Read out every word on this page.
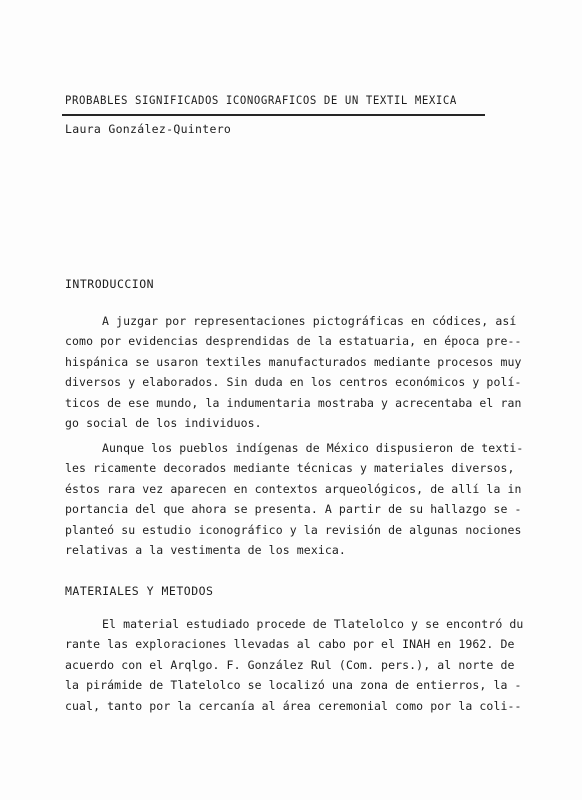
PROBABLES SIGNIFICADOS ICONOGRAFICOS DE UN TEXTIL MEXICA
Laura González-Quintero
INTRODUCCION
A juzgar por representaciones pictográficas en códices, así
como por evidencias desprendidas de la estatuaria, en época pre--
hispánica se usaron textiles manufacturados mediante procesos muy
diversos y elaborados. Sin duda en los centros económicos y polí-
ticos de ese mundo, la indumentaria mostraba y acrecentaba el ran
go social de los individuos.
Aunque los pueblos indígenas de México dispusieron de texti-
les ricamente decorados mediante técnicas y materiales diversos,
éstos rara vez aparecen en contextos arqueológicos, de allí la in
portancia del que ahora se presenta. A partir de su hallazgo se -
planteó su estudio iconográfico y la revisión de algunas nociones
relativas a la vestimenta de los mexica.
MATERIALES Y METODOS
El material estudiado procede de Tlatelolco y se encontró du
rante las exploraciones llevadas al cabo por el INAH en 1962. De
acuerdo con el Arqlgo. F. González Rul (Com. pers.), al norte de
la pirámide de Tlatelolco se localizó una zona de entierros, la -
cual, tanto por la cercanía al área ceremonial como por la coli--
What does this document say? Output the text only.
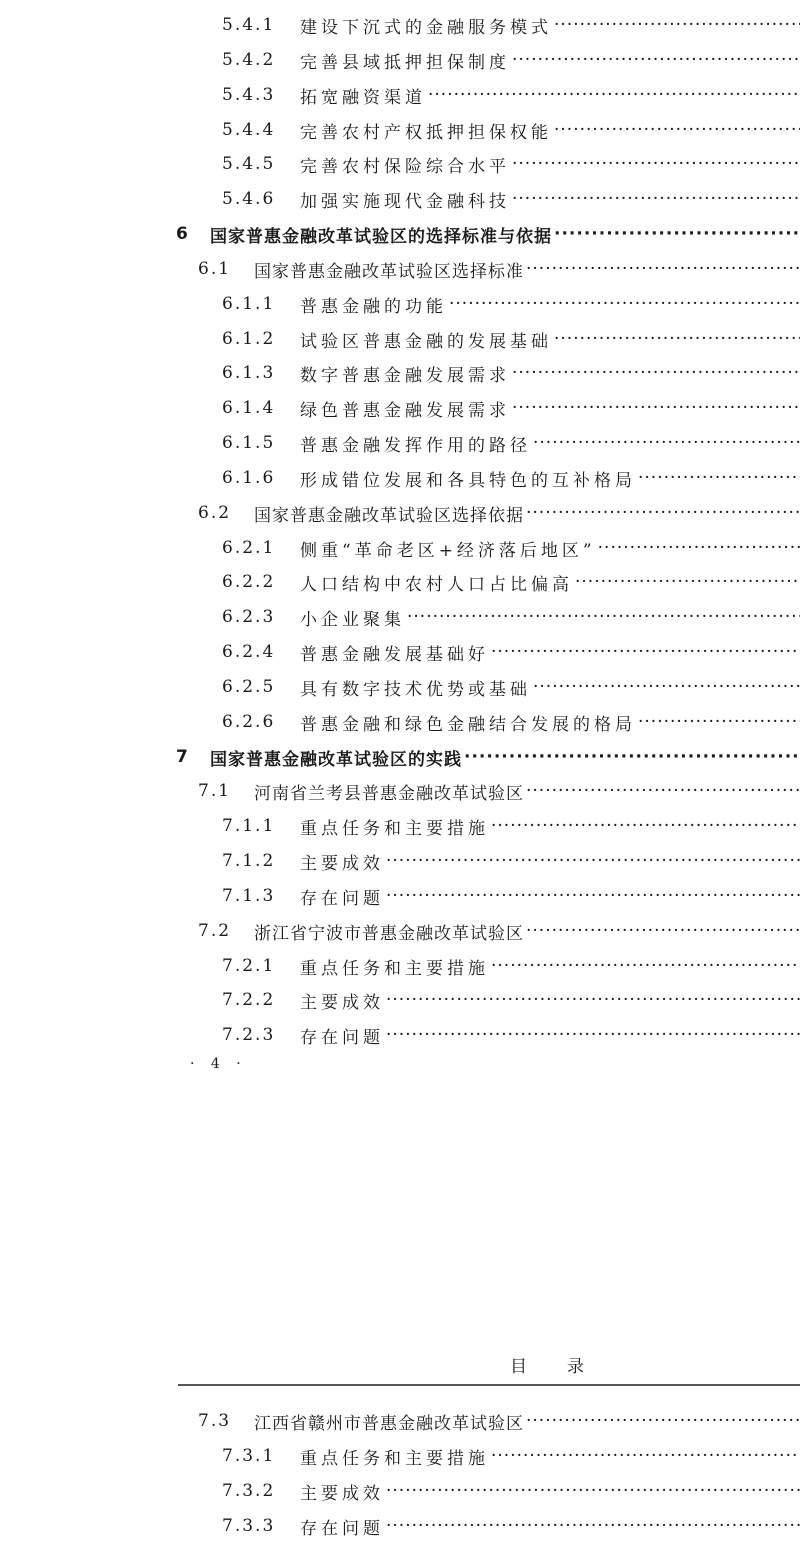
5.4.1	建设下沉式的金融服务模式
·····
5.4.2	完善县域抵押担保制度
·····
5.4.3	拓宽融资渠道
·····
5.4.4	完善农村产权抵押担保权能
·····
5.4.5	完善农村保险综合水平
·····
5.4.6	加强实施现代金融科技
·····
6	国家普惠金融改革试验区的选择标准与依据
·····
6.1	国家普惠金融改革试验区选择标准
·····
6.1.1	普惠金融的功能
·····
6.1.2	试验区普惠金融的发展基础
·····
6.1.3	数字普惠金融发展需求
·····
6.1.4	绿色普惠金融发展需求
·····
6.1.5	普惠金融发挥作用的路径
·····
6.1.6	形成错位发展和各具特色的互补格局
·····
6.2	国家普惠金融改革试验区选择依据
·····
6.2.1	侧重“革命老区+经济落后地区”
·····
6.2.2	人口结构中农村人口占比偏高
·····
6.2.3	小企业聚集
·····
6.2.4	普惠金融发展基础好
·····
6.2.5	具有数字技术优势或基础
·····
6.2.6	普惠金融和绿色金融结合发展的格局
·····
7	国家普惠金融改革试验区的实践
·····
7.1	河南省兰考县普惠金融改革试验区
·····
7.1.1	重点任务和主要措施
·····
7.1.2	主要成效
·····
7.1.3	存在问题
·····
7.2	浙江省宁波市普惠金融改革试验区
·····
7.2.1	重点任务和主要措施
·····
7.2.2	主要成效
·····
7.2.3	存在问题
·····
· 4 ·
目录
7.3	江西省赣州市普惠金融改革试验区
·····
7.3.1	重点任务和主要措施
·····
7.3.2	主要成效
·····
7.3.3	存在问题
·····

→ **What is being asked**
Beginning with the line that contains "What does this" and ending with the last line of the data above, output those lines exactly and nothing more, without any pictures.

→ **Final result**
What does this document say? Output the text only.
5.4.1	建设下沉式的金融服务模式
·····
5.4.2	完善县域抵押担保制度
·····
5.4.3	拓宽融资渠道
·····
5.4.4	完善农村产权抵押担保权能
·····
5.4.5	完善农村保险综合水平
·····
5.4.6	加强实施现代金融科技
·····
6	国家普惠金融改革试验区的选择标准与依据
·····
6.1	国家普惠金融改革试验区选择标准
·····
6.1.1	普惠金融的功能
·····
6.1.2	试验区普惠金融的发展基础
·····
6.1.3	数字普惠金融发展需求
·····
6.1.4	绿色普惠金融发展需求
·····
6.1.5	普惠金融发挥作用的路径
·····
6.1.6	形成错位发展和各具特色的互补格局
·····
6.2	国家普惠金融改革试验区选择依据
·····
6.2.1	侧重“革命老区+经济落后地区”
·····
6.2.2	人口结构中农村人口占比偏高
·····
6.2.3	小企业聚集
·····
6.2.4	普惠金融发展基础好
·····
6.2.5	具有数字技术优势或基础
·····
6.2.6	普惠金融和绿色金融结合发展的格局
·····
7	国家普惠金融改革试验区的实践
·····
7.1	河南省兰考县普惠金融改革试验区
·····
7.1.1	重点任务和主要措施
·····
7.1.2	主要成效
·····
7.1.3	存在问题
·····
7.2	浙江省宁波市普惠金融改革试验区
·····
7.2.1	重点任务和主要措施
·····
7.2.2	主要成效
·····
7.2.3	存在问题
·····
· 4 ·
目录
7.3	江西省赣州市普惠金融改革试验区
·····
7.3.1	重点任务和主要措施
·····
7.3.2	主要成效
·····
7.3.3	存在问题
·····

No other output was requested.